Begin Material for this exercise
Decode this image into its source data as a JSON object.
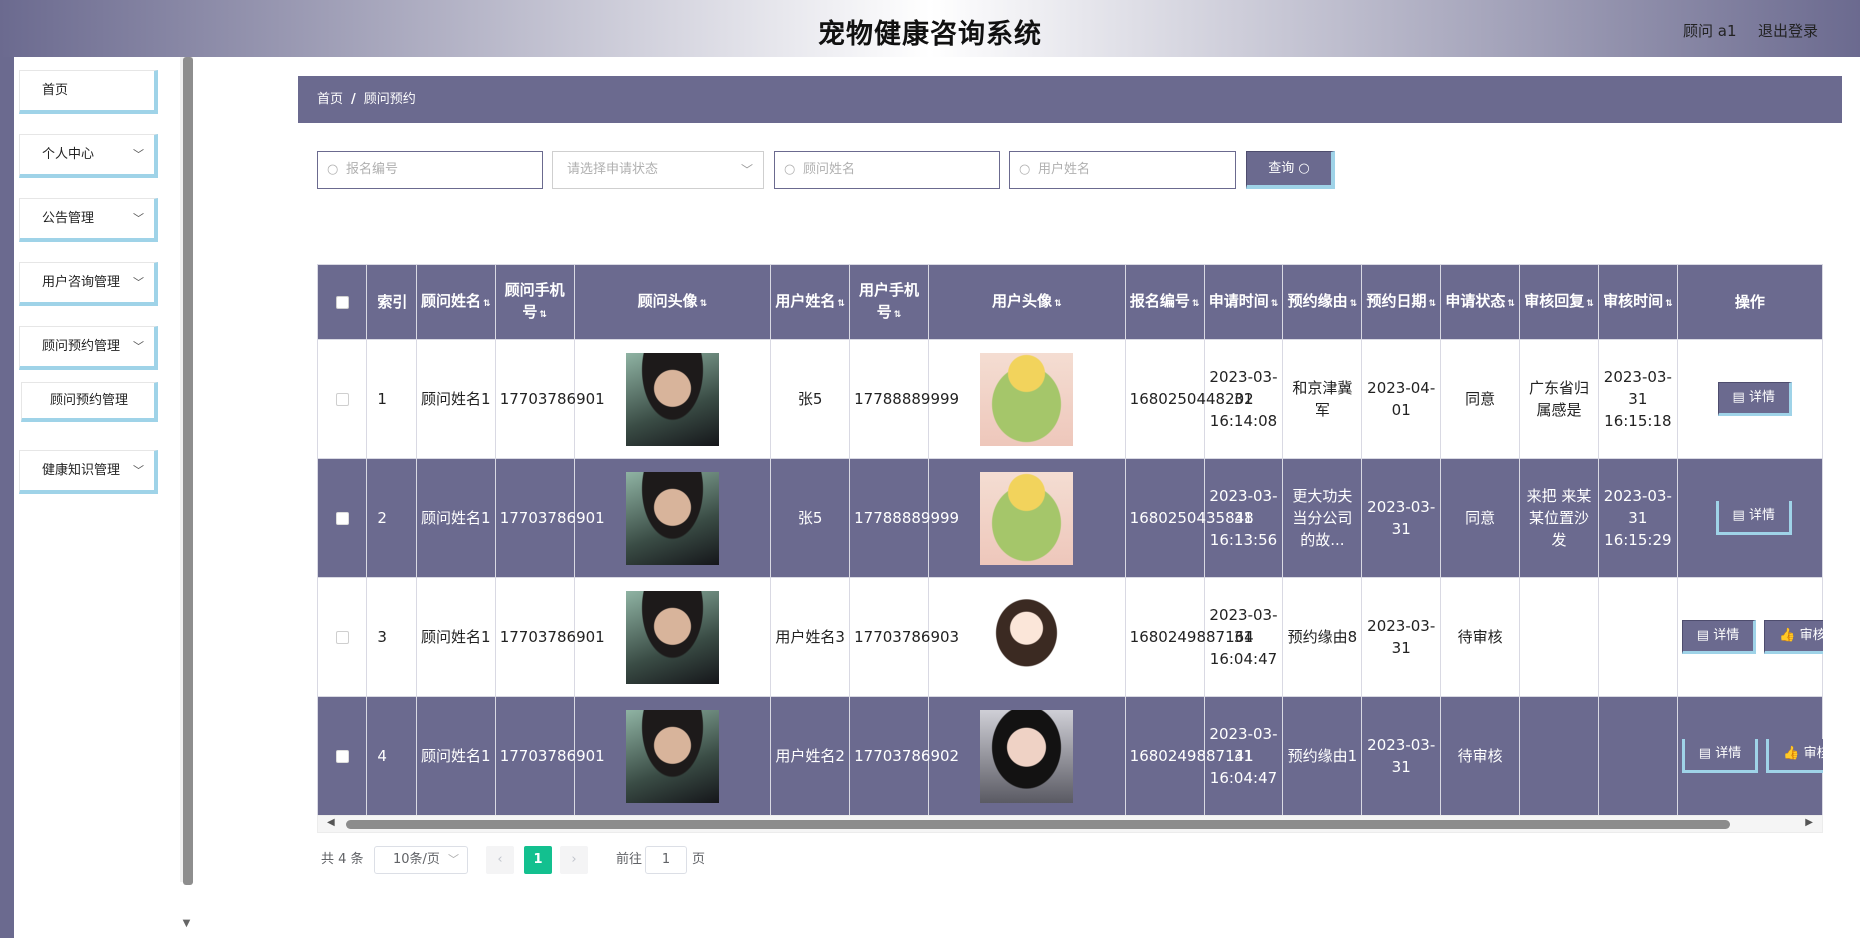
{
  "header": {
    "title": "宠物健康咨询系统",
    "user": "顾问 a1",
    "logout": "退出登录"
  },
  "sidebar": {
    "items": [
      {
        "label": "首页",
        "expandable": false
      },
      {
        "label": "个人中心",
        "expandable": true
      },
      {
        "label": "公告管理",
        "expandable": true
      },
      {
        "label": "用户咨询管理",
        "expandable": true
      },
      {
        "label": "顾问预约管理",
        "expandable": true
      },
      {
        "label": "顾问预约管理",
        "expandable": false,
        "sub": true
      },
      {
        "label": "健康知识管理",
        "expandable": true
      }
    ]
  },
  "breadcrumb": {
    "home": "首页",
    "separator": "/",
    "current": "顾问预约"
  },
  "search": {
    "baoming_placeholder": "报名编号",
    "status_placeholder": "请选择申请状态",
    "guwen_placeholder": "顾问姓名",
    "yonghu_placeholder": "用户姓名",
    "query_label": "查询"
  },
  "table": {
    "columns": [
      "索引",
      "顾问姓名",
      "顾问手机号",
      "顾问头像",
      "用户姓名",
      "用户手机号",
      "用户头像",
      "报名编号",
      "申请时间",
      "预约缘由",
      "预约日期",
      "申请状态",
      "审核回复",
      "审核时间",
      "操作"
    ],
    "rows": [
      {
        "index": "1",
        "guwen_name": "顾问姓名1",
        "guwen_phone": "17703786901",
        "guwen_avatar": "man",
        "user_name": "张5",
        "user_phone": "17788889999",
        "user_avatar": "girl1",
        "baoming": "1680250448202",
        "apply_time": "2023-03-31 16:14:08",
        "reason": "和京津冀军",
        "date": "2023-04-01",
        "status": "同意",
        "reply": "广东省归属感是",
        "review_time": "2023-03-31 16:15:18",
        "actions": [
          "详情"
        ]
      },
      {
        "index": "2",
        "guwen_name": "顾问姓名1",
        "guwen_phone": "17703786901",
        "guwen_avatar": "man",
        "user_name": "张5",
        "user_phone": "17788889999",
        "user_avatar": "girl1",
        "baoming": "1680250435848",
        "apply_time": "2023-03-31 16:13:56",
        "reason": "更大功夫当分公司的故...",
        "date": "2023-03-31",
        "status": "同意",
        "reply": "来把 来某某位置沙发",
        "review_time": "2023-03-31 16:15:29",
        "actions": [
          "详情"
        ]
      },
      {
        "index": "3",
        "guwen_name": "顾问姓名1",
        "guwen_phone": "17703786901",
        "guwen_avatar": "man",
        "user_name": "用户姓名3",
        "user_phone": "17703786903",
        "user_avatar": "girl2",
        "baoming": "1680249887164",
        "apply_time": "2023-03-31 16:04:47",
        "reason": "预约缘由8",
        "date": "2023-03-31",
        "status": "待审核",
        "reply": "",
        "review_time": "",
        "actions": [
          "详情",
          "审核"
        ]
      },
      {
        "index": "4",
        "guwen_name": "顾问姓名1",
        "guwen_phone": "17703786901",
        "guwen_avatar": "man",
        "user_name": "用户姓名2",
        "user_phone": "17703786902",
        "user_avatar": "girl3",
        "baoming": "1680249887141",
        "apply_time": "2023-03-31 16:04:47",
        "reason": "预约缘由1",
        "date": "2023-03-31",
        "status": "待审核",
        "reply": "",
        "review_time": "",
        "actions": [
          "详情",
          "审核"
        ]
      }
    ]
  },
  "icons": {
    "search": "search-icon",
    "detail": "document-icon",
    "review": "thumb-up-icon",
    "chevron": "chevron-down-icon"
  },
  "pagination": {
    "total": "共 4 条",
    "page_size": "10条/页",
    "current_page": "1",
    "goto_label": "前往",
    "goto_value": "1",
    "unit": "页"
  },
  "colors": {
    "primary": "#6b6a8f",
    "accent": "#9fd3e8",
    "page_active": "#13c08f"
  }
}
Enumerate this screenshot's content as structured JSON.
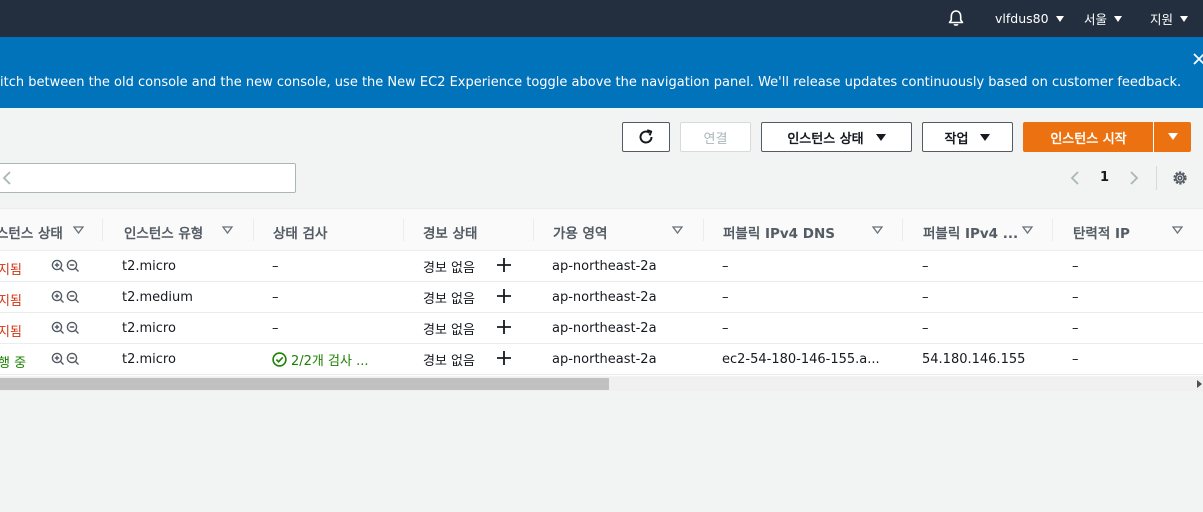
{
  "topbar": {
    "user": "vlfdus80",
    "region": "서울",
    "support": "지원",
    "icons": [
      "bell-icon",
      "caret-down-icon"
    ]
  },
  "banner": {
    "message": "itch between the old console and the new console, use the New EC2 Experience toggle above the navigation panel. We'll release updates continuously based on customer feedback.",
    "close_icon": "close-icon"
  },
  "toolbar": {
    "refresh_icon": "refresh-icon",
    "connect_label": "연결",
    "instance_state_label": "인스턴스 상태",
    "actions_label": "작업",
    "launch_label": "인스턴스 시작"
  },
  "search": {
    "value": "",
    "placeholder": ""
  },
  "pagination": {
    "current_page": "1"
  },
  "colors": {
    "topbar": "#232f3e",
    "banner": "#0073bb",
    "primary": "#ec7211",
    "stopped": "#d13212",
    "running": "#1d8102"
  },
  "table": {
    "columns": [
      "스턴스 상태",
      "인스턴스 유형",
      "상태 검사",
      "경보 상태",
      "가용 영역",
      "퍼블릭 IPv4 DNS",
      "퍼블릭 IPv4 ...",
      "탄력적 IP"
    ],
    "rows": [
      {
        "state": "지됨",
        "state_kind": "stopped",
        "type": "t2.micro",
        "status_check": "–",
        "alarm": "경보 없음",
        "az": "ap-northeast-2a",
        "dns": "–",
        "ipv4": "–",
        "eip": "–"
      },
      {
        "state": "지됨",
        "state_kind": "stopped",
        "type": "t2.medium",
        "status_check": "–",
        "alarm": "경보 없음",
        "az": "ap-northeast-2a",
        "dns": "–",
        "ipv4": "–",
        "eip": "–"
      },
      {
        "state": "지됨",
        "state_kind": "stopped",
        "type": "t2.micro",
        "status_check": "–",
        "alarm": "경보 없음",
        "az": "ap-northeast-2a",
        "dns": "–",
        "ipv4": "–",
        "eip": "–"
      },
      {
        "state": "행 중",
        "state_kind": "running",
        "type": "t2.micro",
        "status_check": "2/2개 검사 ...",
        "alarm": "경보 없음",
        "az": "ap-northeast-2a",
        "dns": "ec2-54-180-146-155.a...",
        "ipv4": "54.180.146.155",
        "eip": "–"
      }
    ]
  }
}
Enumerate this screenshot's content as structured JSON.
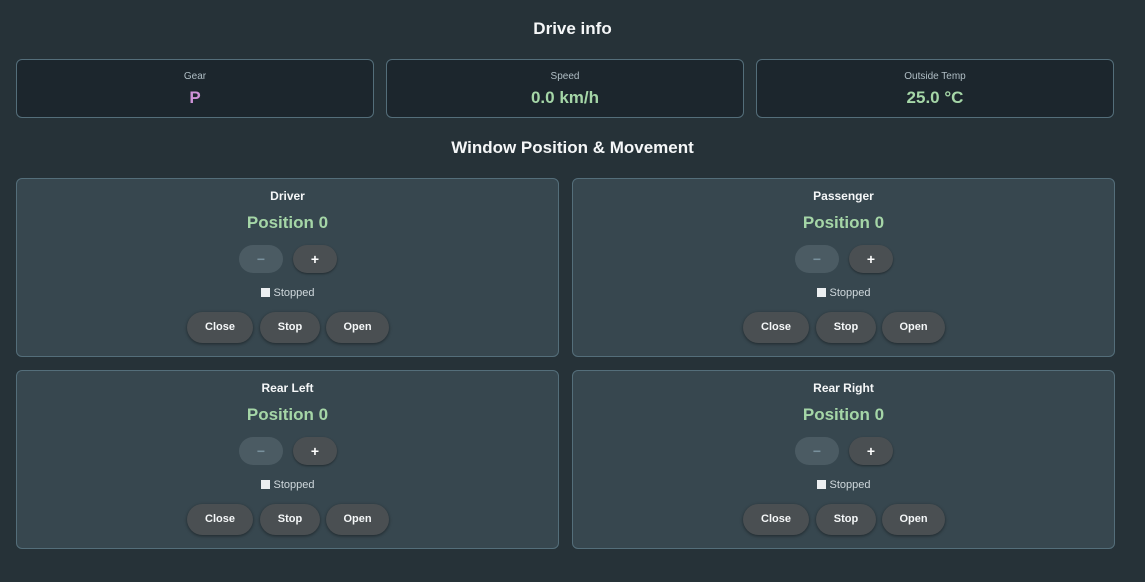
{
  "drive_info": {
    "title": "Drive info",
    "cards": [
      {
        "label": "Gear",
        "value": "P",
        "color": "#ce93d8"
      },
      {
        "label": "Speed",
        "value": "0.0 km/h",
        "color": "#a5d6a7"
      },
      {
        "label": "Outside Temp",
        "value": "25.0 °C",
        "color": "#a5d6a7"
      }
    ]
  },
  "windows": {
    "title": "Window Position & Movement",
    "minus_label": "−",
    "plus_label": "+",
    "close_label": "Close",
    "stop_label": "Stop",
    "open_label": "Open",
    "items": [
      {
        "name": "Driver",
        "position": "Position 0",
        "status": "Stopped"
      },
      {
        "name": "Passenger",
        "position": "Position 0",
        "status": "Stopped"
      },
      {
        "name": "Rear Left",
        "position": "Position 0",
        "status": "Stopped"
      },
      {
        "name": "Rear Right",
        "position": "Position 0",
        "status": "Stopped"
      }
    ]
  },
  "colors": {
    "background": "#263238",
    "card": "#37474f",
    "info_card": "#1c262d",
    "accent_green": "#a5d6a7",
    "accent_purple": "#ce93d8"
  }
}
End Material for this exercise
Pictures excluded, quote all the data above exactly.

**Final result**
Decode this image into its source data as a JSON object.
{
  "header": {
    "title": "宠物健康咨询系统",
    "user": "顾问 a1",
    "logout": "退出登录"
  },
  "sidebar": {
    "items": [
      {
        "label": "首页",
        "expandable": false
      },
      {
        "label": "个人中心",
        "expandable": true
      },
      {
        "label": "公告管理",
        "expandable": true
      },
      {
        "label": "用户咨询管理",
        "expandable": true
      },
      {
        "label": "顾问预约管理",
        "expandable": true
      },
      {
        "label": "顾问预约管理",
        "expandable": false,
        "sub": true
      },
      {
        "label": "健康知识管理",
        "expandable": true
      }
    ]
  },
  "breadcrumb": {
    "home": "首页",
    "separator": "/",
    "current": "顾问预约"
  },
  "search": {
    "baoming_placeholder": "报名编号",
    "status_placeholder": "请选择申请状态",
    "guwen_placeholder": "顾问姓名",
    "yonghu_placeholder": "用户姓名",
    "query_label": "查询"
  },
  "table": {
    "columns": [
      "索引",
      "顾问姓名",
      "顾问手机号",
      "顾问头像",
      "用户姓名",
      "用户手机号",
      "用户头像",
      "报名编号",
      "申请时间",
      "预约缘由",
      "预约日期",
      "申请状态",
      "审核回复",
      "审核时间",
      "操作"
    ],
    "rows": [
      {
        "index": "1",
        "guwen_name": "顾问姓名1",
        "guwen_phone": "17703786901",
        "guwen_avatar": "man",
        "user_name": "张5",
        "user_phone": "17788889999",
        "user_avatar": "girl1",
        "baoming": "1680250448202",
        "apply_time": "2023-03-31 16:14:08",
        "reason": "和京津冀军",
        "date": "2023-04-01",
        "status": "同意",
        "reply": "广东省归属感是",
        "review_time": "2023-03-31 16:15:18",
        "actions": [
          "详情"
        ]
      },
      {
        "index": "2",
        "guwen_name": "顾问姓名1",
        "guwen_phone": "17703786901",
        "guwen_avatar": "man",
        "user_name": "张5",
        "user_phone": "17788889999",
        "user_avatar": "girl1",
        "baoming": "1680250435848",
        "apply_time": "2023-03-31 16:13:56",
        "reason": "更大功夫当分公司的故...",
        "date": "2023-03-31",
        "status": "同意",
        "reply": "来把 来某某位置沙发",
        "review_time": "2023-03-31 16:15:29",
        "actions": [
          "详情"
        ]
      },
      {
        "index": "3",
        "guwen_name": "顾问姓名1",
        "guwen_phone": "17703786901",
        "guwen_avatar": "man",
        "user_name": "用户姓名3",
        "user_phone": "17703786903",
        "user_avatar": "girl2",
        "baoming": "1680249887164",
        "apply_time": "2023-03-31 16:04:47",
        "reason": "预约缘由8",
        "date": "2023-03-31",
        "status": "待审核",
        "reply": "",
        "review_time": "",
        "actions": [
          "详情",
          "审核"
        ]
      },
      {
        "index": "4",
        "guwen_name": "顾问姓名1",
        "guwen_phone": "17703786901",
        "guwen_avatar": "man",
        "user_name": "用户姓名2",
        "user_phone": "17703786902",
        "user_avatar": "girl3",
        "baoming": "1680249887141",
        "apply_time": "2023-03-31 16:04:47",
        "reason": "预约缘由1",
        "date": "2023-03-31",
        "status": "待审核",
        "reply": "",
        "review_time": "",
        "actions": [
          "详情",
          "审核"
        ]
      }
    ]
  },
  "icons": {
    "search": "search-icon",
    "detail": "document-icon",
    "review": "thumb-up-icon",
    "chevron": "chevron-down-icon"
  },
  "pagination": {
    "total": "共 4 条",
    "page_size": "10条/页",
    "current_page": "1",
    "goto_label": "前往",
    "goto_value": "1",
    "unit": "页"
  },
  "colors": {
    "primary": "#6b6a8f",
    "accent": "#9fd3e8",
    "page_active": "#13c08f"
  }
}
Enumerate this screenshot's content as structured JSON.
{
  "topbar": {
    "user": "vlfdus80",
    "region": "서울",
    "support": "지원",
    "icons": [
      "bell-icon",
      "caret-down-icon"
    ]
  },
  "banner": {
    "message": "itch between the old console and the new console, use the New EC2 Experience toggle above the navigation panel. We'll release updates continuously based on customer feedback.",
    "close_icon": "close-icon"
  },
  "toolbar": {
    "refresh_icon": "refresh-icon",
    "connect_label": "연결",
    "instance_state_label": "인스턴스 상태",
    "actions_label": "작업",
    "launch_label": "인스턴스 시작"
  },
  "search": {
    "value": "",
    "placeholder": ""
  },
  "pagination": {
    "current_page": "1"
  },
  "colors": {
    "topbar": "#232f3e",
    "banner": "#0073bb",
    "primary": "#ec7211",
    "stopped": "#d13212",
    "running": "#1d8102"
  },
  "table": {
    "columns": [
      "스턴스 상태",
      "인스턴스 유형",
      "상태 검사",
      "경보 상태",
      "가용 영역",
      "퍼블릭 IPv4 DNS",
      "퍼블릭 IPv4 ...",
      "탄력적 IP"
    ],
    "rows": [
      {
        "state": "지됨",
        "state_kind": "stopped",
        "type": "t2.micro",
        "status_check": "–",
        "alarm": "경보 없음",
        "az": "ap-northeast-2a",
        "dns": "–",
        "ipv4": "–",
        "eip": "–"
      },
      {
        "state": "지됨",
        "state_kind": "stopped",
        "type": "t2.medium",
        "status_check": "–",
        "alarm": "경보 없음",
        "az": "ap-northeast-2a",
        "dns": "–",
        "ipv4": "–",
        "eip": "–"
      },
      {
        "state": "지됨",
        "state_kind": "stopped",
        "type": "t2.micro",
        "status_check": "–",
        "alarm": "경보 없음",
        "az": "ap-northeast-2a",
        "dns": "–",
        "ipv4": "–",
        "eip": "–"
      },
      {
        "state": "행 중",
        "state_kind": "running",
        "type": "t2.micro",
        "status_check": "2/2개 검사 ...",
        "alarm": "경보 없음",
        "az": "ap-northeast-2a",
        "dns": "ec2-54-180-146-155.a...",
        "ipv4": "54.180.146.155",
        "eip": "–"
      }
    ]
  }
}
Enumerate this screenshot's content as structured JSON.
{
  "drive_info": {
    "title": "Drive info",
    "cards": [
      {
        "label": "Gear",
        "value": "P",
        "color": "#ce93d8"
      },
      {
        "label": "Speed",
        "value": "0.0 km/h",
        "color": "#a5d6a7"
      },
      {
        "label": "Outside Temp",
        "value": "25.0 °C",
        "color": "#a5d6a7"
      }
    ]
  },
  "windows": {
    "title": "Window Position & Movement",
    "minus_label": "−",
    "plus_label": "+",
    "close_label": "Close",
    "stop_label": "Stop",
    "open_label": "Open",
    "items": [
      {
        "name": "Driver",
        "position": "Position 0",
        "status": "Stopped"
      },
      {
        "name": "Passenger",
        "position": "Position 0",
        "status": "Stopped"
      },
      {
        "name": "Rear Left",
        "position": "Position 0",
        "status": "Stopped"
      },
      {
        "name": "Rear Right",
        "position": "Position 0",
        "status": "Stopped"
      }
    ]
  },
  "colors": {
    "background": "#263238",
    "card": "#37474f",
    "info_card": "#1c262d",
    "accent_green": "#a5d6a7",
    "accent_purple": "#ce93d8"
  }
}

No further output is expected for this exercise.